WHAT YOU SHOULD DO: Drop the pictures, then extract the listing word for word.

** Start THE RECORDS **

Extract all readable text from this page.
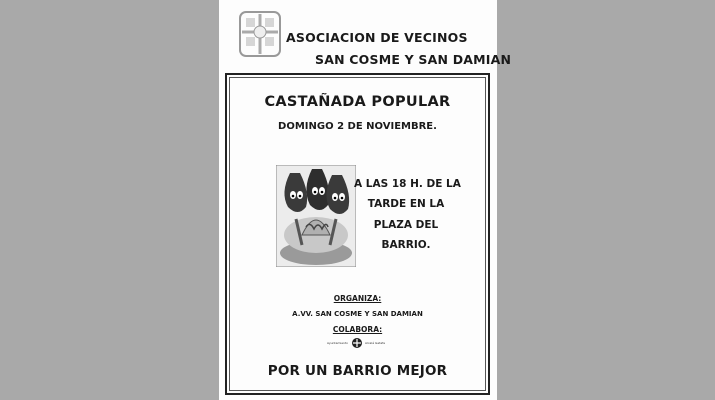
ASOCIACION DE VECINOS
SAN COSME Y SAN DAMIAN
CASTAÑADA POPULAR
DOMINGO 2 DE NOVIEMBRE.
A LAS 18 H. DE LA
TARDE EN LA
PLAZA DEL
BARRIO.
ORGANIZA:
A.VV. SAN COSME Y SAN DAMIAN
COLABORA:
Ayuntamiento	Alcalá Getafe
POR UN BARRIO MEJOR
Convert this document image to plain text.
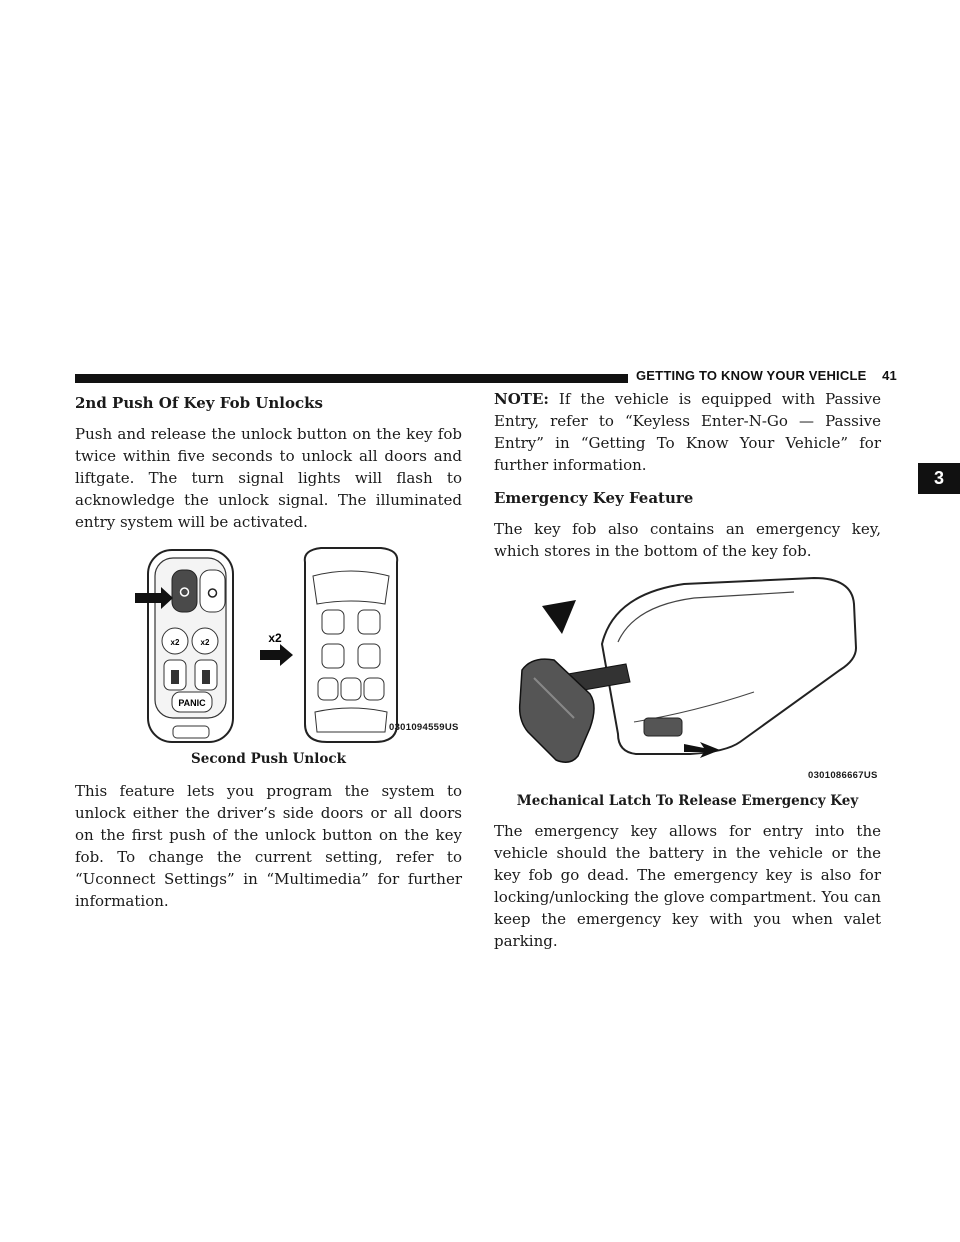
GETTING TO KNOW YOUR VEHICLE 41
3
2nd Push Of Key Fob Unlocks

Push and release the unlock button on the key fob twice within five seconds to unlock all doors and liftgate. The turn signal lights will flash to acknowledge the unlock signal. The illuminated entry system will be activated.

x2	x2
PANIC
x2
0301094559US
Second Push Unlock

This feature lets you program the system to unlock either the driver’s side doors or all doors on the first push of the unlock button on the key fob. To change the current setting, refer to “Uconnect Settings” in “Multimedia” for further information.

NOTE: If the vehicle is equipped with Passive Entry, refer to “Keyless Enter-N-Go — Passive Entry” in “Getting To Know Your Vehicle” for further information.

Emergency Key Feature

The key fob also contains an emergency key, which stores in the bottom of the key fob.

0301086667US
Mechanical Latch To Release Emergency Key

The emergency key allows for entry into the vehicle should the battery in the vehicle or the key fob go dead. The emergency key is also for locking/unlocking the glove compartment. You can keep the emergency key with you when valet parking.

** End THE RECORDS **

WRITTEN SOLUTION:
Extract all readable text from this page.
ASOCIACION DE VECINOS
SAN COSME Y SAN DAMIAN
CASTAÑADA POPULAR
DOMINGO 2 DE NOVIEMBRE.
A LAS 18 H. DE LA
TARDE EN LA
PLAZA DEL
BARRIO.
ORGANIZA:
A.VV. SAN COSME Y SAN DAMIAN
COLABORA:
Ayuntamiento	Alcalá Getafe
POR UN BARRIO MEJOR
Convert this document image to plain text.
GETTING TO KNOW YOUR VEHICLE 41
3
2nd Push Of Key Fob Unlocks

Push and release the unlock button on the key fob twice within five seconds to unlock all doors and liftgate. The turn signal lights will flash to acknowledge the unlock signal. The illuminated entry system will be activated.

x2	x2
PANIC
x2
0301094559US
Second Push Unlock

This feature lets you program the system to unlock either the driver’s side doors or all doors on the first push of the unlock button on the key fob. To change the current setting, refer to “Uconnect Settings” in “Multimedia” for further information.

NOTE: If the vehicle is equipped with Passive Entry, refer to “Keyless Enter-N-Go — Passive Entry” in “Getting To Know Your Vehicle” for further information.

Emergency Key Feature

The key fob also contains an emergency key, which stores in the bottom of the key fob.

0301086667US
Mechanical Latch To Release Emergency Key

The emergency key allows for entry into the vehicle should the battery in the vehicle or the key fob go dead. The emergency key is also for locking/unlocking the glove compartment. You can keep the emergency key with you when valet parking.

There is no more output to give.